• Items:
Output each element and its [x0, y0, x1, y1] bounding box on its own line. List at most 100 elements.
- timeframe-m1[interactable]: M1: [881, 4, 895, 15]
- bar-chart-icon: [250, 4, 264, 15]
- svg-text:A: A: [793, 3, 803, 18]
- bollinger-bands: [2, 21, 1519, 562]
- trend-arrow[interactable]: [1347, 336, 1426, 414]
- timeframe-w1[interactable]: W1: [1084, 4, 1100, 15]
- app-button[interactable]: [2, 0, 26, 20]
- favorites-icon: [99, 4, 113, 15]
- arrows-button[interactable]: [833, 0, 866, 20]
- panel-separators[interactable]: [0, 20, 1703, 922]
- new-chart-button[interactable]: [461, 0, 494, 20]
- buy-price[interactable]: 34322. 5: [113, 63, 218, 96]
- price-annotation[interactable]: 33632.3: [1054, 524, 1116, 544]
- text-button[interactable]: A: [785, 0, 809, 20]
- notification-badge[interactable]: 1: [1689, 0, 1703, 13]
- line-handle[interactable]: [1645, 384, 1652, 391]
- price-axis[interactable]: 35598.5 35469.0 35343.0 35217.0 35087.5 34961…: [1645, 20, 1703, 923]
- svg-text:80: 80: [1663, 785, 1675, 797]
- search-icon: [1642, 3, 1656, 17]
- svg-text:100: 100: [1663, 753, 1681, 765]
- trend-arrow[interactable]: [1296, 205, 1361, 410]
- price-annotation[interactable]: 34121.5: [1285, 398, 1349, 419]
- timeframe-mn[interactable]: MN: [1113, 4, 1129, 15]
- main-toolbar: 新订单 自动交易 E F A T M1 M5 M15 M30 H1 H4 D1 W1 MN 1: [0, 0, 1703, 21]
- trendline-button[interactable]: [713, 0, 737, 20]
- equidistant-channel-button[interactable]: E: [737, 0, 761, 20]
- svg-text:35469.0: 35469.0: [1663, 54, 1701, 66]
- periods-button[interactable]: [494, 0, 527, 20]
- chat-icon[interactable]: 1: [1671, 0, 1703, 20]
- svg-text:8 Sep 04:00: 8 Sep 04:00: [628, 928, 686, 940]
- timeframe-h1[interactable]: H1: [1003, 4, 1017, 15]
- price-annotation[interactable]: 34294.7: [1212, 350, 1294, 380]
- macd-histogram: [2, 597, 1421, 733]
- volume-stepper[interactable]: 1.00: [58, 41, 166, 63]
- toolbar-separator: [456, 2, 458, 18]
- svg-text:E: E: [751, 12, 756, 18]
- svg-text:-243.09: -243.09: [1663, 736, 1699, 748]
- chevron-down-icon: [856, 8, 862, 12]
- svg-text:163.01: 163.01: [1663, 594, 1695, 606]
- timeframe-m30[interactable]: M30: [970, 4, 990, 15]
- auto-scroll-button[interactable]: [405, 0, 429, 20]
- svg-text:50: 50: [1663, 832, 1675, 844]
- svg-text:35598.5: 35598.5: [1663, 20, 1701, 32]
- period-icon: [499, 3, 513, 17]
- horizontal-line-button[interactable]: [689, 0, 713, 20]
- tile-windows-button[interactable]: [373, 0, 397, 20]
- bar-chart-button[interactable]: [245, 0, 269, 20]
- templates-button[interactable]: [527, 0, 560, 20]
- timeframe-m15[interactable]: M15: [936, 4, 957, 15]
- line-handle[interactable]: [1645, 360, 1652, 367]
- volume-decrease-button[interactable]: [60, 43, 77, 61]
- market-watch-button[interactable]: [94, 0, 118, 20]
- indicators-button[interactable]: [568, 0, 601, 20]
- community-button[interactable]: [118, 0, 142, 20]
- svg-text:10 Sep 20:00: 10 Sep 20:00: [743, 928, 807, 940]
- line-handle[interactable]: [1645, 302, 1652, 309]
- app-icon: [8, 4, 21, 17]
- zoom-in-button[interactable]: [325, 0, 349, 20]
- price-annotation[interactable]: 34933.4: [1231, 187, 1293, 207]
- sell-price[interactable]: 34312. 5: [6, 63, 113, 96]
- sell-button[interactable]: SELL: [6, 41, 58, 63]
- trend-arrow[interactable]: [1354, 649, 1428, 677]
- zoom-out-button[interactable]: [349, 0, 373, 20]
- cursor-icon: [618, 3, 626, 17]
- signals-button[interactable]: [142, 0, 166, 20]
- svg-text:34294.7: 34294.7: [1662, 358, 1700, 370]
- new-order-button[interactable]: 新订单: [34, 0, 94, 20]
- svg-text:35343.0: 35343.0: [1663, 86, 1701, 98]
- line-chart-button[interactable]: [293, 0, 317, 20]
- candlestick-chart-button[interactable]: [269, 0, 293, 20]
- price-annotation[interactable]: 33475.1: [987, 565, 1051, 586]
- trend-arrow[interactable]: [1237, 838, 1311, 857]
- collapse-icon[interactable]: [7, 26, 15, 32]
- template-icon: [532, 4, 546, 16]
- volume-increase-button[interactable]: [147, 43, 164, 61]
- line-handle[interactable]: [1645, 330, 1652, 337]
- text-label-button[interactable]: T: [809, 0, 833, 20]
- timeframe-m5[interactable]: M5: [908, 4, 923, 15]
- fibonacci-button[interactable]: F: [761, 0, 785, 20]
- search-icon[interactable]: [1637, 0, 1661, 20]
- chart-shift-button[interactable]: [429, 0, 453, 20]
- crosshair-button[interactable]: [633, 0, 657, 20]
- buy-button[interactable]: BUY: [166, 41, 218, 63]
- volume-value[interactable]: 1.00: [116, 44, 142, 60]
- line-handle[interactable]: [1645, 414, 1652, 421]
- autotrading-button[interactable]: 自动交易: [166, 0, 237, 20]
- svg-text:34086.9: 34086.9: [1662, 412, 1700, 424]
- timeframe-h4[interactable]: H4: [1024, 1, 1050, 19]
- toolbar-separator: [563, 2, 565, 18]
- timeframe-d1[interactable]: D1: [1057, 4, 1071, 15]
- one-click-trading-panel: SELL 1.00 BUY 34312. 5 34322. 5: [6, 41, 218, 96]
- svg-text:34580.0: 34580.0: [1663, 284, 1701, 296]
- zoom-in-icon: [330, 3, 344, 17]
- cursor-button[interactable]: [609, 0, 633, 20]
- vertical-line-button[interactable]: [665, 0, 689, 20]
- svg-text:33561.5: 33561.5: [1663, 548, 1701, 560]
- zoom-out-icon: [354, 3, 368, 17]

• Instructions for the task:
Copy out the part of the records that opens with their first line and closes with the line containing "- new-chart-button[interactable]: [461, 0, 494, 20]", reproducing every line unchanged.

• Exercise result:
Output each element and its [x0, y0, x1, y1] bounding box on its own line. List at most 100 elements.
- timeframe-m1[interactable]: M1: [881, 4, 895, 15]
- bar-chart-icon: [250, 4, 264, 15]
- svg-text:A: A: [793, 3, 803, 18]
- bollinger-bands: [2, 21, 1519, 562]
- trend-arrow[interactable]: [1347, 336, 1426, 414]
- timeframe-w1[interactable]: W1: [1084, 4, 1100, 15]
- app-button[interactable]: [2, 0, 26, 20]
- favorites-icon: [99, 4, 113, 15]
- arrows-button[interactable]: [833, 0, 866, 20]
- panel-separators[interactable]: [0, 20, 1703, 922]
- new-chart-button[interactable]: [461, 0, 494, 20]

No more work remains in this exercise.